### THE EXERCISE
Without altering anything, output the material below.

### EXERCISE INPUTS
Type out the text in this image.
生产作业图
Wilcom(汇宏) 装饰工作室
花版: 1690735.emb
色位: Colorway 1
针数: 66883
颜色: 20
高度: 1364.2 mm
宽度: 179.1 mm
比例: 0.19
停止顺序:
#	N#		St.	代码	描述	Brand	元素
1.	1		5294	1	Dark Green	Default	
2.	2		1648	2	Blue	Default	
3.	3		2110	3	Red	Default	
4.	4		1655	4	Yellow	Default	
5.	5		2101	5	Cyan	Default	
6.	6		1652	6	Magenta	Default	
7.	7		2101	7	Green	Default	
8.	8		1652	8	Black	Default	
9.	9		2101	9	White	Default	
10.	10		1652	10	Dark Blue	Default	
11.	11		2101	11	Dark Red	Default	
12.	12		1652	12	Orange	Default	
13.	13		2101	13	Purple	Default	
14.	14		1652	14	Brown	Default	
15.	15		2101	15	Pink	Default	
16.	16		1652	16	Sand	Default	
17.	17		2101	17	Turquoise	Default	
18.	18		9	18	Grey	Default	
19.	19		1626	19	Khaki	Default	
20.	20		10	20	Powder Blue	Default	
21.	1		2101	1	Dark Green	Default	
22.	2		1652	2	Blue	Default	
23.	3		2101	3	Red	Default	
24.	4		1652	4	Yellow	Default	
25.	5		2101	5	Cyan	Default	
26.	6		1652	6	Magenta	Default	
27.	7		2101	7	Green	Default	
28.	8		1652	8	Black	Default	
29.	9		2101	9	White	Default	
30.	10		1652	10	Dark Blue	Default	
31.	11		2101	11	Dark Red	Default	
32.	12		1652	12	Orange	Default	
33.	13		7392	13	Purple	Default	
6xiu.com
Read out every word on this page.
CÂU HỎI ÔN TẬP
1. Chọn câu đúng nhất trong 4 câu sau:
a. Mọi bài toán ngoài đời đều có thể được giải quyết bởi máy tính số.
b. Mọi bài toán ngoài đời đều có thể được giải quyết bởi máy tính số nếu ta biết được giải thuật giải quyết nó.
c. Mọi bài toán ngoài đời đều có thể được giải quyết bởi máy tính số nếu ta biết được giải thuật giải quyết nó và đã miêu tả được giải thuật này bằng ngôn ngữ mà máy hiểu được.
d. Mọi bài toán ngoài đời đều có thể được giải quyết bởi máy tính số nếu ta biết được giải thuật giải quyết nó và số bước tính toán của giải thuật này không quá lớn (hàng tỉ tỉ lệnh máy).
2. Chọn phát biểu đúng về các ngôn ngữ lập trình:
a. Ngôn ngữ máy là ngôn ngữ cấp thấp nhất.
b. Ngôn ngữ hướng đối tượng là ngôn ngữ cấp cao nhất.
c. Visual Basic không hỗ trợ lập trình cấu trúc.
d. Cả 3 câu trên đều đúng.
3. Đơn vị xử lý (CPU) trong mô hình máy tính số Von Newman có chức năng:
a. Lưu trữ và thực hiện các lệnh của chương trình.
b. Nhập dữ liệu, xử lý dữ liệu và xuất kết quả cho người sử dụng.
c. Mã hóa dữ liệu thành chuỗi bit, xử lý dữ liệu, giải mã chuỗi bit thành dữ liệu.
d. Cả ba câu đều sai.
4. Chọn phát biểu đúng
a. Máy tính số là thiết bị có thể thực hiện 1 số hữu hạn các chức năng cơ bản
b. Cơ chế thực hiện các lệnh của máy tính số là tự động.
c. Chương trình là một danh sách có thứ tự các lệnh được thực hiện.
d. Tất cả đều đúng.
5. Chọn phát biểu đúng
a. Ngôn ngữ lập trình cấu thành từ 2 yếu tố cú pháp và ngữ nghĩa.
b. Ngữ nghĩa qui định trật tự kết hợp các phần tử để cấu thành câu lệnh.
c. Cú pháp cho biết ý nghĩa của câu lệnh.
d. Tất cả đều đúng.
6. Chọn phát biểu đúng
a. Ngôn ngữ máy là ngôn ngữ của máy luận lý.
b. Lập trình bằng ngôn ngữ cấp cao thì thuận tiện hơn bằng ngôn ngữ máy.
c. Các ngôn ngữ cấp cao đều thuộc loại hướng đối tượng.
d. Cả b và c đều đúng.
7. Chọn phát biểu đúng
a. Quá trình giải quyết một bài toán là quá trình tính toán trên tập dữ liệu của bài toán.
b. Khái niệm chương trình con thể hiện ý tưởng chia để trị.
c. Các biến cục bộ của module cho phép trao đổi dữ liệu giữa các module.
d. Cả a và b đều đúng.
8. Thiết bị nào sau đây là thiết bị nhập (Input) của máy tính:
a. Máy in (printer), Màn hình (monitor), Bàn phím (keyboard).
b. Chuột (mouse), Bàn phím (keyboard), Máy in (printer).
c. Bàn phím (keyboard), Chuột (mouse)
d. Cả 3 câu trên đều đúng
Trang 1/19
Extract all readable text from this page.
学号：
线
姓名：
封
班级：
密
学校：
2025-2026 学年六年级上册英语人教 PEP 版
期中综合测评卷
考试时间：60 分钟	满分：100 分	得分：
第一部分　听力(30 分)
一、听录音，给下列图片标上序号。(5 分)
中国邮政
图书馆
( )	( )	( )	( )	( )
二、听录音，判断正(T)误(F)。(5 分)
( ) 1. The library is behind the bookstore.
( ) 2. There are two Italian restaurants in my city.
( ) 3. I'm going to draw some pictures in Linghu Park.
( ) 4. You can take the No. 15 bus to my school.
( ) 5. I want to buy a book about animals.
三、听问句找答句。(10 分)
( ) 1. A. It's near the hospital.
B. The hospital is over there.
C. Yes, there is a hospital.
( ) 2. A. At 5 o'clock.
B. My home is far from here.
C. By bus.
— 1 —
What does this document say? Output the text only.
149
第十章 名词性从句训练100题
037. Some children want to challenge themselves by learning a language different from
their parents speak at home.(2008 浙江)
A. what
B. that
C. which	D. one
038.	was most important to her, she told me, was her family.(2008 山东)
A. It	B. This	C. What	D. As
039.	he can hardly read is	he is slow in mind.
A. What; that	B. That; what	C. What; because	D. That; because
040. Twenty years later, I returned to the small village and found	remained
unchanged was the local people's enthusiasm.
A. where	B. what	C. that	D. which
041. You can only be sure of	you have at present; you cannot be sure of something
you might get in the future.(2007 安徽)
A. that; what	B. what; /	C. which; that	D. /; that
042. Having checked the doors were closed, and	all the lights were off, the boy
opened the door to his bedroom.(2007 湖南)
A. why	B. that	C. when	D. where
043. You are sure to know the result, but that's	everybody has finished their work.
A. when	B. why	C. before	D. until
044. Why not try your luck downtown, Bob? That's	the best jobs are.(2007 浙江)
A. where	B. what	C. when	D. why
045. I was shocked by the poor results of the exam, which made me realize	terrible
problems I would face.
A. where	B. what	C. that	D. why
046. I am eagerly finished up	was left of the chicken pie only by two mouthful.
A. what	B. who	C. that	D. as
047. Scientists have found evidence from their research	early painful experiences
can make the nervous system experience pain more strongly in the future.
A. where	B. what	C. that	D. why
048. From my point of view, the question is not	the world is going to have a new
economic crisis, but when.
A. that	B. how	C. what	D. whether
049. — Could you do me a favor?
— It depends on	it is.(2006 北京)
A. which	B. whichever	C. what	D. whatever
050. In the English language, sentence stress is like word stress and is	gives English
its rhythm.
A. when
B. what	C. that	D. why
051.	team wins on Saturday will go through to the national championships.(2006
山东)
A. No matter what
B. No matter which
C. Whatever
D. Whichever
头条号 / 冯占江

### FULL SOLUTION
Type out the text in this image.
生产作业图
Wilcom(汇宏) 装饰工作室
花版: 1690735.emb
色位: Colorway 1
针数: 66883
颜色: 20
高度: 1364.2 mm
宽度: 179.1 mm
比例: 0.19
停止顺序:
#	N#		St.	代码	描述	Brand	元素
1.	1		5294	1	Dark Green	Default	
2.	2		1648	2	Blue	Default	
3.	3		2110	3	Red	Default	
4.	4		1655	4	Yellow	Default	
5.	5		2101	5	Cyan	Default	
6.	6		1652	6	Magenta	Default	
7.	7		2101	7	Green	Default	
8.	8		1652	8	Black	Default	
9.	9		2101	9	White	Default	
10.	10		1652	10	Dark Blue	Default	
11.	11		2101	11	Dark Red	Default	
12.	12		1652	12	Orange	Default	
13.	13		2101	13	Purple	Default	
14.	14		1652	14	Brown	Default	
15.	15		2101	15	Pink	Default	
16.	16		1652	16	Sand	Default	
17.	17		2101	17	Turquoise	Default	
18.	18		9	18	Grey	Default	
19.	19		1626	19	Khaki	Default	
20.	20		10	20	Powder Blue	Default	
21.	1		2101	1	Dark Green	Default	
22.	2		1652	2	Blue	Default	
23.	3		2101	3	Red	Default	
24.	4		1652	4	Yellow	Default	
25.	5		2101	5	Cyan	Default	
26.	6		1652	6	Magenta	Default	
27.	7		2101	7	Green	Default	
28.	8		1652	8	Black	Default	
29.	9		2101	9	White	Default	
30.	10		1652	10	Dark Blue	Default	
31.	11		2101	11	Dark Red	Default	
32.	12		1652	12	Orange	Default	
33.	13		7392	13	Purple	Default	
6xiu.com
Read out every word on this page.
CÂU HỎI ÔN TẬP
1. Chọn câu đúng nhất trong 4 câu sau:
a. Mọi bài toán ngoài đời đều có thể được giải quyết bởi máy tính số.
b. Mọi bài toán ngoài đời đều có thể được giải quyết bởi máy tính số nếu ta biết được giải thuật giải quyết nó.
c. Mọi bài toán ngoài đời đều có thể được giải quyết bởi máy tính số nếu ta biết được giải thuật giải quyết nó và đã miêu tả được giải thuật này bằng ngôn ngữ mà máy hiểu được.
d. Mọi bài toán ngoài đời đều có thể được giải quyết bởi máy tính số nếu ta biết được giải thuật giải quyết nó và số bước tính toán của giải thuật này không quá lớn (hàng tỉ tỉ lệnh máy).
2. Chọn phát biểu đúng về các ngôn ngữ lập trình:
a. Ngôn ngữ máy là ngôn ngữ cấp thấp nhất.
b. Ngôn ngữ hướng đối tượng là ngôn ngữ cấp cao nhất.
c. Visual Basic không hỗ trợ lập trình cấu trúc.
d. Cả 3 câu trên đều đúng.
3. Đơn vị xử lý (CPU) trong mô hình máy tính số Von Newman có chức năng:
a. Lưu trữ và thực hiện các lệnh của chương trình.
b. Nhập dữ liệu, xử lý dữ liệu và xuất kết quả cho người sử dụng.
c. Mã hóa dữ liệu thành chuỗi bit, xử lý dữ liệu, giải mã chuỗi bit thành dữ liệu.
d. Cả ba câu đều sai.
4. Chọn phát biểu đúng
a. Máy tính số là thiết bị có thể thực hiện 1 số hữu hạn các chức năng cơ bản
b. Cơ chế thực hiện các lệnh của máy tính số là tự động.
c. Chương trình là một danh sách có thứ tự các lệnh được thực hiện.
d. Tất cả đều đúng.
5. Chọn phát biểu đúng
a. Ngôn ngữ lập trình cấu thành từ 2 yếu tố cú pháp và ngữ nghĩa.
b. Ngữ nghĩa qui định trật tự kết hợp các phần tử để cấu thành câu lệnh.
c. Cú pháp cho biết ý nghĩa của câu lệnh.
d. Tất cả đều đúng.
6. Chọn phát biểu đúng
a. Ngôn ngữ máy là ngôn ngữ của máy luận lý.
b. Lập trình bằng ngôn ngữ cấp cao thì thuận tiện hơn bằng ngôn ngữ máy.
c. Các ngôn ngữ cấp cao đều thuộc loại hướng đối tượng.
d. Cả b và c đều đúng.
7. Chọn phát biểu đúng
a. Quá trình giải quyết một bài toán là quá trình tính toán trên tập dữ liệu của bài toán.
b. Khái niệm chương trình con thể hiện ý tưởng chia để trị.
c. Các biến cục bộ của module cho phép trao đổi dữ liệu giữa các module.
d. Cả a và b đều đúng.
8. Thiết bị nào sau đây là thiết bị nhập (Input) của máy tính:
a. Máy in (printer), Màn hình (monitor), Bàn phím (keyboard).
b. Chuột (mouse), Bàn phím (keyboard), Máy in (printer).
c. Bàn phím (keyboard), Chuột (mouse)
d. Cả 3 câu trên đều đúng
Trang 1/19
Extract all readable text from this page.
学号：
线
姓名：
封
班级：
密
学校：
2025-2026 学年六年级上册英语人教 PEP 版
期中综合测评卷
考试时间：60 分钟	满分：100 分	得分：
第一部分　听力(30 分)
一、听录音，给下列图片标上序号。(5 分)
中国邮政
图书馆
( )	( )	( )	( )	( )
二、听录音，判断正(T)误(F)。(5 分)
( ) 1. The library is behind the bookstore.
( ) 2. There are two Italian restaurants in my city.
( ) 3. I'm going to draw some pictures in Linghu Park.
( ) 4. You can take the No. 15 bus to my school.
( ) 5. I want to buy a book about animals.
三、听问句找答句。(10 分)
( ) 1. A. It's near the hospital.
B. The hospital is over there.
C. Yes, there is a hospital.
( ) 2. A. At 5 o'clock.
B. My home is far from here.
C. By bus.
— 1 —
What does this document say? Output the text only.
149
第十章 名词性从句训练100题
037. Some children want to challenge themselves by learning a language different from
their parents speak at home.(2008 浙江)
A. what
B. that
C. which	D. one
038.	was most important to her, she told me, was her family.(2008 山东)
A. It	B. This	C. What	D. As
039.	he can hardly read is	he is slow in mind.
A. What; that	B. That; what	C. What; because	D. That; because
040. Twenty years later, I returned to the small village and found	remained
unchanged was the local people's enthusiasm.
A. where	B. what	C. that	D. which
041. You can only be sure of	you have at present; you cannot be sure of something
you might get in the future.(2007 安徽)
A. that; what	B. what; /	C. which; that	D. /; that
042. Having checked the doors were closed, and	all the lights were off, the boy
opened the door to his bedroom.(2007 湖南)
A. why	B. that	C. when	D. where
043. You are sure to know the result, but that's	everybody has finished their work.
A. when	B. why	C. before	D. until
044. Why not try your luck downtown, Bob? That's	the best jobs are.(2007 浙江)
A. where	B. what	C. when	D. why
045. I was shocked by the poor results of the exam, which made me realize	terrible
problems I would face.
A. where	B. what	C. that	D. why
046. I am eagerly finished up	was left of the chicken pie only by two mouthful.
A. what	B. who	C. that	D. as
047. Scientists have found evidence from their research	early painful experiences
can make the nervous system experience pain more strongly in the future.
A. where	B. what	C. that	D. why
048. From my point of view, the question is not	the world is going to have a new
economic crisis, but when.
A. that	B. how	C. what	D. whether
049. — Could you do me a favor?
— It depends on	it is.(2006 北京)
A. which	B. whichever	C. what	D. whatever
050. In the English language, sentence stress is like word stress and is	gives English
its rhythm.
A. when
B. what	C. that	D. why
051.	team wins on Saturday will go through to the national championships.(2006
山东)
A. No matter what
B. No matter which
C. Whatever
D. Whichever
头条号 / 冯占江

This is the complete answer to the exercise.